● **WHAT TO DO**
Return all lines where the word "vozila" can be found.

● **RECORDS FOR THE TASK**
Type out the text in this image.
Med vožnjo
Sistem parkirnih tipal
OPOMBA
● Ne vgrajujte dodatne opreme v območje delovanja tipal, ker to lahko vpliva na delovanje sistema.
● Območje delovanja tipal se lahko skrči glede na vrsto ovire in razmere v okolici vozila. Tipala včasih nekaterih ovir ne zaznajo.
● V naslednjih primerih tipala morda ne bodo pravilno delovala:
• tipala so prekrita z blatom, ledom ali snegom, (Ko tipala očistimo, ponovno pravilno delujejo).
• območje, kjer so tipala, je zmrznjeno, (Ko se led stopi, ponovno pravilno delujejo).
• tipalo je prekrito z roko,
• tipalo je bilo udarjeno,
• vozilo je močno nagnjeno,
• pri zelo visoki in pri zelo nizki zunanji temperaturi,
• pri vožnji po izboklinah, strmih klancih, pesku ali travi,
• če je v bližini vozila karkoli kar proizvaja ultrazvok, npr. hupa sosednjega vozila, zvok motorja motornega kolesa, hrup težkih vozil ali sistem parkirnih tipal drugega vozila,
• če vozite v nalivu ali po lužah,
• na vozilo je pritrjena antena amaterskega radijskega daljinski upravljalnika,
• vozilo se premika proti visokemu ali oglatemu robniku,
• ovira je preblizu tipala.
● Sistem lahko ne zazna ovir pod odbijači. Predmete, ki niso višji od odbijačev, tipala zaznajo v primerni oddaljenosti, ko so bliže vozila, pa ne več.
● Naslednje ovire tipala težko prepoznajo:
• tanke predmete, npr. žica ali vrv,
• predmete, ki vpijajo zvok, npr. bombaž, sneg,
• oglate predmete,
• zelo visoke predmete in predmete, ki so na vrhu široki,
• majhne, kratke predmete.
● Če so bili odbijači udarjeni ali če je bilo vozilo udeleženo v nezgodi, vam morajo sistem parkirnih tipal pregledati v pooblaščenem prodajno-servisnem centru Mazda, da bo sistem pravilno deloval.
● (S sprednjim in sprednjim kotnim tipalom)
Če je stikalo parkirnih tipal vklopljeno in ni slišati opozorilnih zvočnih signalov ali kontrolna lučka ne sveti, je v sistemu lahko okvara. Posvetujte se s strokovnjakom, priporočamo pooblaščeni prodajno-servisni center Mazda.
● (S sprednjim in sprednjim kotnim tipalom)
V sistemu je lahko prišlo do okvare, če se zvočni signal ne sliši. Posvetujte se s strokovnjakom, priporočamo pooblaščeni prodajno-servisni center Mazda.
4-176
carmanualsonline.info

● **FINISHED ANSWER**
● Območje delovanja tipal se lahko skrči glede na vrsto ovire in razmere v okolici vozila. Tipala včasih nekaterih ovir ne zaznajo.
• če je v bližini vozila karkoli kar proizvaja ultrazvok, npr. hupa sosednjega vozila, zvok motorja motornega kolesa, hrup težkih vozil ali sistem parkirnih tipal drugega vozila,
● Sistem lahko ne zazna ovir pod odbijači. Predmete, ki niso višji od odbijačev, tipala zaznajo v primerni oddaljenosti, ko so bliže vozila, pa ne več.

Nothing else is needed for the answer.